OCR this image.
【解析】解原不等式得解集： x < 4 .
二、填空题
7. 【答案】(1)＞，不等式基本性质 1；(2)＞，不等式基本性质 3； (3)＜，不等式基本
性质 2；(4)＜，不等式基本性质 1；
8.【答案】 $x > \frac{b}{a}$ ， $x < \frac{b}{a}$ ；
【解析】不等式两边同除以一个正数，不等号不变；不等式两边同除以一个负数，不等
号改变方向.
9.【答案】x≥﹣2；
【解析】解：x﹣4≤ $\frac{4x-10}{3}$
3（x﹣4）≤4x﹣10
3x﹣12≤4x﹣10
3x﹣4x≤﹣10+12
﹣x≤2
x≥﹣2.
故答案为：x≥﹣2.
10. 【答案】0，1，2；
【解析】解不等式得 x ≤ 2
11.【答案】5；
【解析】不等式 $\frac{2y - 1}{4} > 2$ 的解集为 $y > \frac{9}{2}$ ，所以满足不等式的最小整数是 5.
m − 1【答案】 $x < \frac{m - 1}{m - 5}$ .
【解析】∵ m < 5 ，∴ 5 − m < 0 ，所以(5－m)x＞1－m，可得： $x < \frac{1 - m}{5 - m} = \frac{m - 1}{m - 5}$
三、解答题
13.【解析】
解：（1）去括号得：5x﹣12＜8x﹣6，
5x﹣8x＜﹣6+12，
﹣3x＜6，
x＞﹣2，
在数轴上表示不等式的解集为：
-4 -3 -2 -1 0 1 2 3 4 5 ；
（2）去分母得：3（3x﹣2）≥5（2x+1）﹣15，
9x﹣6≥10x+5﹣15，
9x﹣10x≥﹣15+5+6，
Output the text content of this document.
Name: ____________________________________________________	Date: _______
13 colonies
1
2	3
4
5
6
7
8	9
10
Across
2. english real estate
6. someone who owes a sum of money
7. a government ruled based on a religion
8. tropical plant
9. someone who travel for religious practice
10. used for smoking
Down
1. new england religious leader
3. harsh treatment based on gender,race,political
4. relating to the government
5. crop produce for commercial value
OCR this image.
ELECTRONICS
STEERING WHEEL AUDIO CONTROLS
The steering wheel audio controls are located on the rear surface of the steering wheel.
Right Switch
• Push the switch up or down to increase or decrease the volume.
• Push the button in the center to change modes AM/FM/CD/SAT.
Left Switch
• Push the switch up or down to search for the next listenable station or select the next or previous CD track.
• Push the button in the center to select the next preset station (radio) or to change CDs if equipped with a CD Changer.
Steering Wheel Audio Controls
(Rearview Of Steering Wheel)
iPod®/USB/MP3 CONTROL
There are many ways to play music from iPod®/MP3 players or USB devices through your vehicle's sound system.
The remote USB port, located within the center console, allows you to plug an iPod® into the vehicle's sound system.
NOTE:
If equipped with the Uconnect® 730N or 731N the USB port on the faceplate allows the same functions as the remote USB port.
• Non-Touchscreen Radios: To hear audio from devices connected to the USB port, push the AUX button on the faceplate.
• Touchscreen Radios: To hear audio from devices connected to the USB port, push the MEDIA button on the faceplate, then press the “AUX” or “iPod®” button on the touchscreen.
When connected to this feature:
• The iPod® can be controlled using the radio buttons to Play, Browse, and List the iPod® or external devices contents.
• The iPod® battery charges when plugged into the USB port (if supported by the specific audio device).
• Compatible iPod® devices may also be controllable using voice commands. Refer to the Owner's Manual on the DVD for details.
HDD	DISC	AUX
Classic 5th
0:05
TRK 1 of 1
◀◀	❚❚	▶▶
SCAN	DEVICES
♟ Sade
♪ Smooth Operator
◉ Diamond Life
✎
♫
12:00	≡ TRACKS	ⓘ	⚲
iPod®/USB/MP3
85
================================
The word "connected" may turn up on some lines of these records; say how many, with no other words.

__FINISHED EXERCISE__.
3